Recorded data
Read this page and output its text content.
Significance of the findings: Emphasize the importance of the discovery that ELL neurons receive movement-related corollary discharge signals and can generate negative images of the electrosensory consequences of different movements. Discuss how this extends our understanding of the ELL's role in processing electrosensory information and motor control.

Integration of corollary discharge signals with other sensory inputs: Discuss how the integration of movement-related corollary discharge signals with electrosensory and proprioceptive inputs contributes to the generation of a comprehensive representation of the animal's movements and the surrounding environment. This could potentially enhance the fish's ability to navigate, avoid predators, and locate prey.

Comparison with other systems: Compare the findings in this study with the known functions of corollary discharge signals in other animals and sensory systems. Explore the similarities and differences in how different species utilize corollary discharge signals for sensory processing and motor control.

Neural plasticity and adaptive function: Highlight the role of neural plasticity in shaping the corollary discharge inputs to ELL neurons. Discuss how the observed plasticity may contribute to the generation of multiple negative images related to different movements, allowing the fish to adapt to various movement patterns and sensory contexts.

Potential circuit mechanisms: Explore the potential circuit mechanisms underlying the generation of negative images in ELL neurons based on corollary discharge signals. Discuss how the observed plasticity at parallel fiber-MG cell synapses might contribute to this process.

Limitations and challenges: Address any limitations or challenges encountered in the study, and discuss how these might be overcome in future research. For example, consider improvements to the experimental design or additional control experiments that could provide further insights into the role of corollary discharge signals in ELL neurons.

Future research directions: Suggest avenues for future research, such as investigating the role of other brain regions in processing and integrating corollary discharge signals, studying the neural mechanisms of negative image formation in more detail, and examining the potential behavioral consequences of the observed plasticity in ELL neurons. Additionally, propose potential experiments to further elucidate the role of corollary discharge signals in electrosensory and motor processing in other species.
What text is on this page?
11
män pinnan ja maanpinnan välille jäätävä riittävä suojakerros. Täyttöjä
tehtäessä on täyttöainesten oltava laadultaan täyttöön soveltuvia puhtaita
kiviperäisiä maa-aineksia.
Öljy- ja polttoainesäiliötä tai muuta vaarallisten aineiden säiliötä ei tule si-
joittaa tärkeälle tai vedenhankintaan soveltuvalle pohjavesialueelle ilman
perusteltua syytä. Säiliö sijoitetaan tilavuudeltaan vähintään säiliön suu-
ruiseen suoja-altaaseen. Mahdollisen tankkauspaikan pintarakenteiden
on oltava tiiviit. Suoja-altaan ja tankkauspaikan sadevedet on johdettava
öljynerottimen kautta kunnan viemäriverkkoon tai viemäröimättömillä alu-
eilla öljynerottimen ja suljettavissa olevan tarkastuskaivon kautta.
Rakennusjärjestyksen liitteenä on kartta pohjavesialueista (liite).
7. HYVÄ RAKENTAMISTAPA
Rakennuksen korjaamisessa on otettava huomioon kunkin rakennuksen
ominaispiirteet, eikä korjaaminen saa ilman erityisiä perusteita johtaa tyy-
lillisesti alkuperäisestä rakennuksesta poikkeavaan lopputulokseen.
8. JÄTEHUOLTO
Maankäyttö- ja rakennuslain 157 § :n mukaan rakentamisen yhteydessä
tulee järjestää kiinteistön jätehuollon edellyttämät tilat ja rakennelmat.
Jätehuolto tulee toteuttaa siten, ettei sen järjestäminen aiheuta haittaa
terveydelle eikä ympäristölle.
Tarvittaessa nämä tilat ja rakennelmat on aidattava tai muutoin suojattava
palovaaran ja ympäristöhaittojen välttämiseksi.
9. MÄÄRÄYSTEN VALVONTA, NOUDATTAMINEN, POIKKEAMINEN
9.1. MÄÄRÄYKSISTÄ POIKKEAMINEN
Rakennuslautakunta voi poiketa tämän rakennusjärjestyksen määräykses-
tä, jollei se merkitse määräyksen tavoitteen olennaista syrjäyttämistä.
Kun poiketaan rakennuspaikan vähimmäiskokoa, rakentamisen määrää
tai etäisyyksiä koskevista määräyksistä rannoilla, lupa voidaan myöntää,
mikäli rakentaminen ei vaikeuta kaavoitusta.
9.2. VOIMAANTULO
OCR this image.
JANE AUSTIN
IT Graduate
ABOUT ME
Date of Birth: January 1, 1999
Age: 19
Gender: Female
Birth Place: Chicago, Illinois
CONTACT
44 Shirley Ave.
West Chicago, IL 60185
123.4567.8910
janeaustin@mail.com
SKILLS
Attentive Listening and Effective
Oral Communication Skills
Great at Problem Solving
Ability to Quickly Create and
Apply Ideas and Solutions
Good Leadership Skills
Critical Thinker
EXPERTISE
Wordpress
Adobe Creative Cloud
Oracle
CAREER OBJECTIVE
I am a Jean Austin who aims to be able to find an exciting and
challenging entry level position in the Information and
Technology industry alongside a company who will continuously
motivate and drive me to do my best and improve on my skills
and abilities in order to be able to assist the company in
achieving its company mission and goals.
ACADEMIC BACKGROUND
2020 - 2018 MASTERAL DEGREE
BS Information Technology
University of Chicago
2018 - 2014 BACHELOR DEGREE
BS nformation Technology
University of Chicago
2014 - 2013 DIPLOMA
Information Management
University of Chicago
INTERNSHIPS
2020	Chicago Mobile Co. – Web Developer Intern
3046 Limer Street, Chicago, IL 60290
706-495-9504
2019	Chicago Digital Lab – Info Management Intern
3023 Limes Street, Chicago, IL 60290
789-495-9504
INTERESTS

_WHAT YOU WILL DO_
Reply with nothing except the number of lines in the listing above that include "tilat".

_WORKED SOLUTION_
2